Dataset excerpt

========

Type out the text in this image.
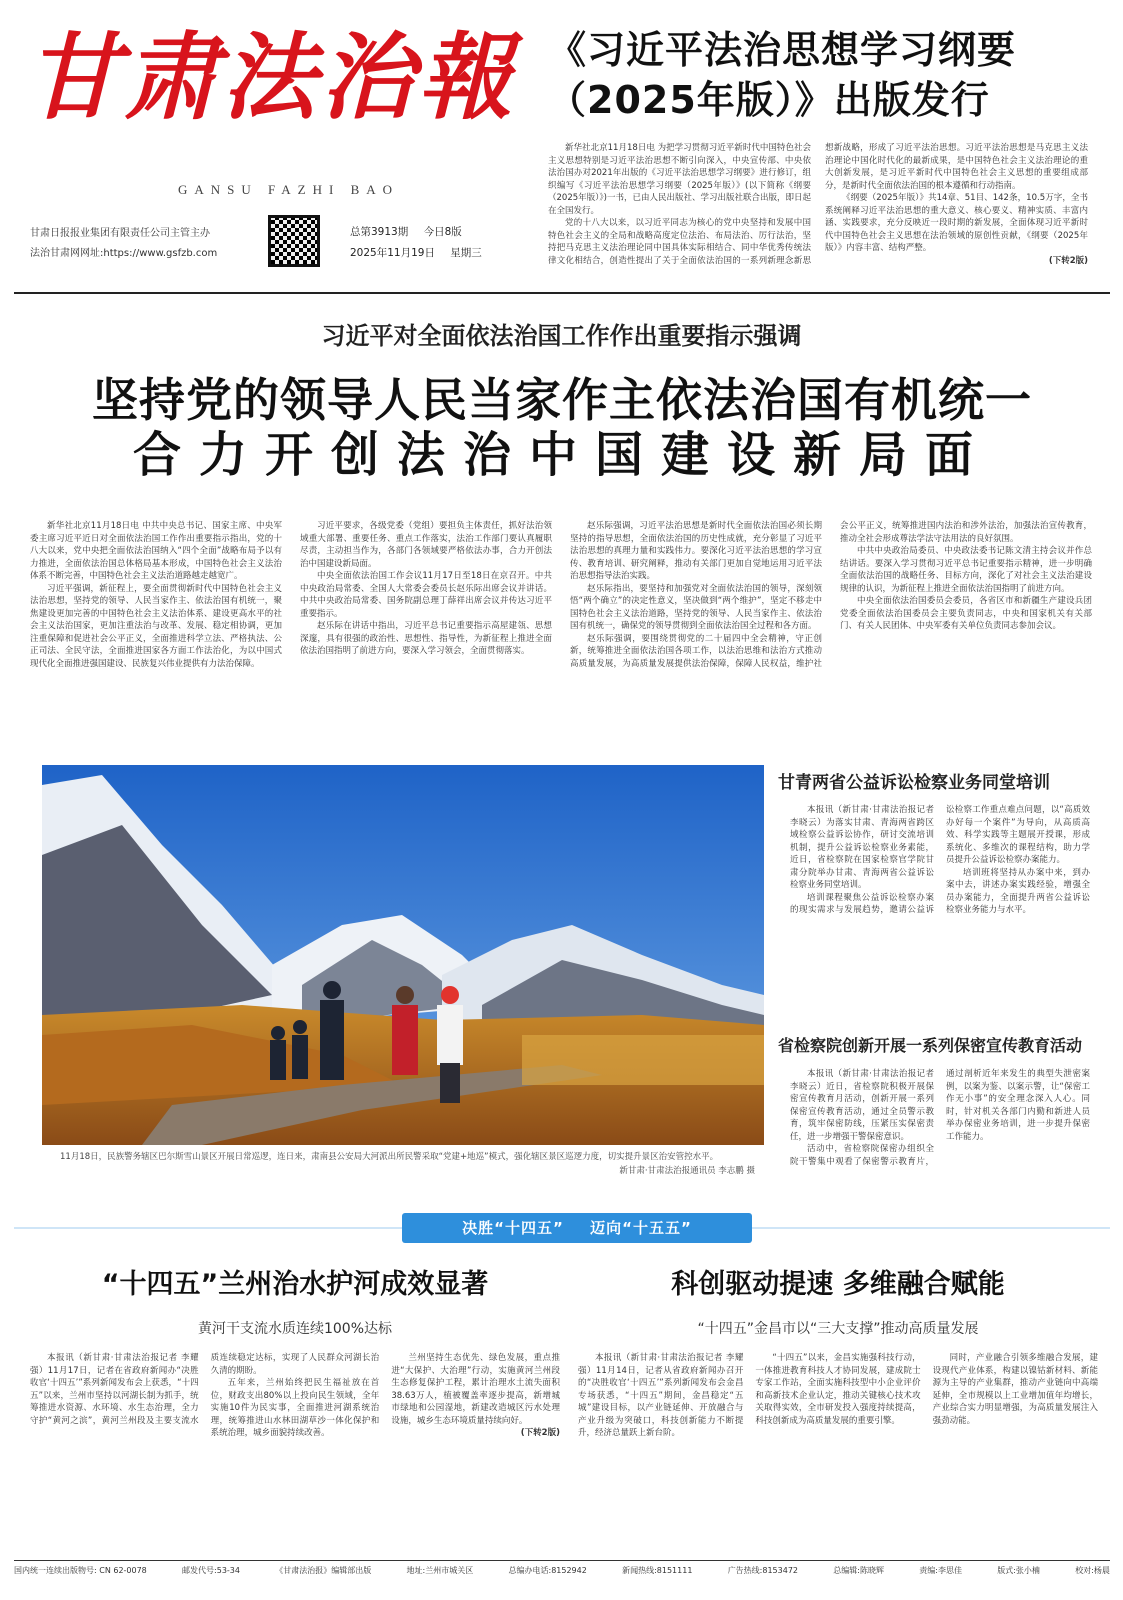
甘肃法治報
GANSU FAZHI BAO
甘肃日报报业集团有限责任公司主管主办
法治甘肃网网址:https://www.gsfzb.com
总第3913期 今日8版
2025年11月19日 星期三
《习近平法治思想学习纲要
（2025年版）》出版发行

新华社北京11月18日电 为把学习贯彻习近平新时代中国特色社会主义思想特别是习近平法治思想不断引向深入，中央宣传部、中央依法治国办对2021年出版的《习近平法治思想学习纲要》进行修订，组织编写《习近平法治思想学习纲要（2025年版）》(以下简称《纲要（2025年版）》)一书，已由人民出版社、学习出版社联合出版，即日起在全国发行。

党的十八大以来，以习近平同志为核心的党中央坚持和发展中国特色社会主义的全局和战略高度定位法治、布局法治、厉行法治，坚持把马克思主义法治理论同中国具体实际相结合、同中华优秀传统法律文化相结合，创造性提出了关于全面依法治国的一系列新理念新思想新战略，形成了习近平法治思想。习近平法治思想是马克思主义法治理论中国化时代化的最新成果，是中国特色社会主义法治理论的重大创新发展，是习近平新时代中国特色社会主义思想的重要组成部分，是新时代全面依法治国的根本遵循和行动指南。

《纲要（2025年版）》共14章、51目、142条，10.5万字，全书系统阐释习近平法治思想的重大意义、核心要义、精神实质、丰富内涵、实践要求，充分反映近一段时期的新发展，全面体现习近平新时代中国特色社会主义思想在法治领域的原创性贡献，《纲要（2025年版）》内容丰富、结构严整。

(下转2版)

习近平对全面依法治国工作作出重要指示强调
坚持党的领导人民当家作主依法治国有机统一
合力开创法治中国建设新局面

新华社北京11月18日电 中共中央总书记、国家主席、中央军委主席习近平近日对全面依法治国工作作出重要指示指出，党的十八大以来，党中央把全面依法治国纳入“四个全面”战略布局予以有力推进，全面依法治国总体格局基本形成，中国特色社会主义法治体系不断完善，中国特色社会主义法治道路越走越宽广。

习近平强调，新征程上，要全面贯彻新时代中国特色社会主义法治思想，坚持党的领导、人民当家作主、依法治国有机统一，聚焦建设更加完善的中国特色社会主义法治体系、建设更高水平的社会主义法治国家，更加注重法治与改革、发展、稳定相协调，更加注重保障和促进社会公平正义，全面推进科学立法、严格执法、公正司法、全民守法，全面推进国家各方面工作法治化，为以中国式现代化全面推进强国建设、民族复兴伟业提供有力法治保障。

习近平要求，各级党委（党组）要担负主体责任，抓好法治领域重大部署、重要任务、重点工作落实，法治工作部门要认真履职尽责，主动担当作为，各部门各领域要严格依法办事，合力开创法治中国建设新局面。

中央全面依法治国工作会议11月17日至18日在京召开。中共中央政治局常委、全国人大常委会委员长赵乐际出席会议并讲话。中共中央政治局常委、国务院副总理丁薛祥出席会议并传达习近平重要指示。

赵乐际在讲话中指出，习近平总书记重要指示高屋建瓴、思想深邃，具有很强的政治性、思想性、指导性，为新征程上推进全面依法治国指明了前进方向，要深入学习领会，全面贯彻落实。

赵乐际强调，习近平法治思想是新时代全面依法治国必须长期坚持的指导思想，全面依法治国的历史性成就，充分彰显了习近平法治思想的真理力量和实践伟力。要深化习近平法治思想的学习宣传、教育培训、研究阐释，推动有关部门更加自觉地运用习近平法治思想指导法治实践。

赵乐际指出，要坚持和加强党对全面依法治国的领导，深刻领悟“两个确立”的决定性意义，坚决做到“两个维护”，坚定不移走中国特色社会主义法治道路，坚持党的领导、人民当家作主、依法治国有机统一，确保党的领导贯彻到全面依法治国全过程和各方面。

赵乐际强调，要围绕贯彻党的二十届四中全会精神，守正创新，统筹推进全面依法治国各项工作，以法治思维和法治方式推动高质量发展，为高质量发展提供法治保障，保障人民权益，维护社会公平正义，统筹推进国内法治和涉外法治，加强法治宣传教育，推动全社会形成尊法学法守法用法的良好氛围。

中共中央政治局委员、中央政法委书记陈文清主持会议并作总结讲话。要深入学习贯彻习近平总书记重要指示精神，进一步明确全面依法治国的战略任务、目标方向，深化了对社会主义法治建设规律的认识，为新征程上推进全面依法治国指明了前进方向。

中央全面依法治国委员会委员，各省区市和新疆生产建设兵团党委全面依法治国委员会主要负责同志，中央和国家机关有关部门、有关人民团体、中央军委有关单位负责同志参加会议。

11月18日，民族警务辖区巴尔斯雪山景区开展日常巡逻，连日来，肃南县公安局大河派出所民警采取“党建+地巡”模式，强化辖区景区巡逻力度，切实提升景区治安管控水平。
新甘肃·甘肃法治报通讯员 李志鹏 摄
甘青两省公益诉讼检察业务同堂培训

本报讯（新甘肃·甘肃法治报记者 李晓云）为落实甘肃、青海两省跨区域检察公益诉讼协作，研讨交流培训机制，提升公益诉讼检察业务素能，近日，省检察院在国家检察官学院甘肃分院举办甘肃、青海两省公益诉讼检察业务同堂培训。

培训课程聚焦公益诉讼检察办案的现实需求与发展趋势，邀请公益诉讼检察工作重点难点问题，以“高质效办好每一个案件”为导向，从高质高效、科学实践等主题展开授课，形成系统化、多维次的课程结构，助力学员提升公益诉讼检察办案能力。

培训班将坚持从办案中来，到办案中去，讲述办案实践经验，增强全员办案能力，全面提升两省公益诉讼检察业务能力与水平。

省检察院创新开展一系列保密宣传教育活动

本报讯（新甘肃·甘肃法治报记者 李晓云）近日，省检察院积极开展保密宣传教育月活动，创新开展一系列保密宣传教育活动，通过全员警示教育，筑牢保密防线，压紧压实保密责任，进一步增强干警保密意识。

活动中，省检察院保密办组织全院干警集中观看了保密警示教育片，通过剖析近年来发生的典型失泄密案例，以案为鉴、以案示警，让“保密工作无小事”的安全理念深入人心。同时，针对机关各部门内勤和新进人员举办保密业务培训，进一步提升保密工作能力。

决胜“十四五” 迈向“十五五”
“十四五”兰州治水护河成效显著
黄河干支流水质连续100%达标

本报讯（新甘肃·甘肃法治报记者 李耀强）11月17日，记者在省政府新闻办“决胜收官‘十四五’”系列新闻发布会上获悉，“十四五”以来，兰州市坚持以河湖长制为抓手，统筹推进水资源、水环境、水生态治理，全力守护“黄河之滨”，黄河兰州段及主要支流水质连续稳定达标，实现了人民群众河湖长治久清的期盼。

五年来，兰州始终把民生福祉放在首位，财政支出80%以上投向民生领域，全年实施10件为民实事，全面推进河湖系统治理，统筹推进山水林田湖草沙一体化保护和系统治理，城乡面貌持续改善。

兰州坚持生态优先、绿色发展，重点推进“大保护、大治理”行动，实施黄河兰州段生态修复保护工程，累计治理水土流失面积38.63万人，植被覆盖率逐步提高，新增城市绿地和公园湿地，新建改造城区污水处理设施，城乡生态环境质量持续向好。

(下转2版)

科创驱动提速 多维融合赋能
“十四五”金昌市以“三大支撑”推动高质量发展

本报讯（新甘肃·甘肃法治报记者 李耀强）11月14日，记者从省政府新闻办召开的“决胜收官‘十四五’”系列新闻发布会金昌专场获悉，“十四五”期间，金昌稳定“五城”建设目标，以产业链延伸、开放融合与产业升级为突破口，科技创新能力不断提升，经济总量跃上新台阶。

“十四五”以来，金昌实施强科技行动，一体推进教育科技人才协同发展，建成院士专家工作站，全面实施科技型中小企业评价和高新技术企业认定，推动关键核心技术攻关取得实效，全市研发投入强度持续提高，科技创新成为高质量发展的重要引擎。

同时，产业融合引领多维融合发展，建设现代产业体系，构建以镍钴新材料、新能源为主导的产业集群，推动产业链向中高端延伸，全市规模以上工业增加值年均增长，产业综合实力明显增强，为高质量发展注入强劲动能。

国内统一连续出版物号: CN 62-0078	邮发代号:53-34	《甘肃法治报》编辑部出版	地址:兰州市城关区	总编办电话:8152942	新闻热线:8151111	广告热线:8153472	总编辑:陈晓辉	责编:李思佳	版式:张小楠	校对:杨晨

========

→ THE REQUEST:
Scan the data above and copy every line with "赵乐际强调" in it.

→ EXERCISE SOLUTION:
赵乐际强调，习近平法治思想是新时代全面依法治国必须长期坚持的指导思想，全面依法治国的历史性成就，充分彰显了习近平法治思想的真理力量和实践伟力。要深化习近平法治思想的学习宣传、教育培训、研究阐释，推动有关部门更加自觉地运用习近平法治思想指导法治实践。
赵乐际强调，要围绕贯彻党的二十届四中全会精神，守正创新，统筹推进全面依法治国各项工作，以法治思维和法治方式推动高质量发展，为高质量发展提供法治保障，保障人民权益，维护社会公平正义，统筹推进国内法治和涉外法治，加强法治宣传教育，推动全社会形成尊法学法守法用法的良好氛围。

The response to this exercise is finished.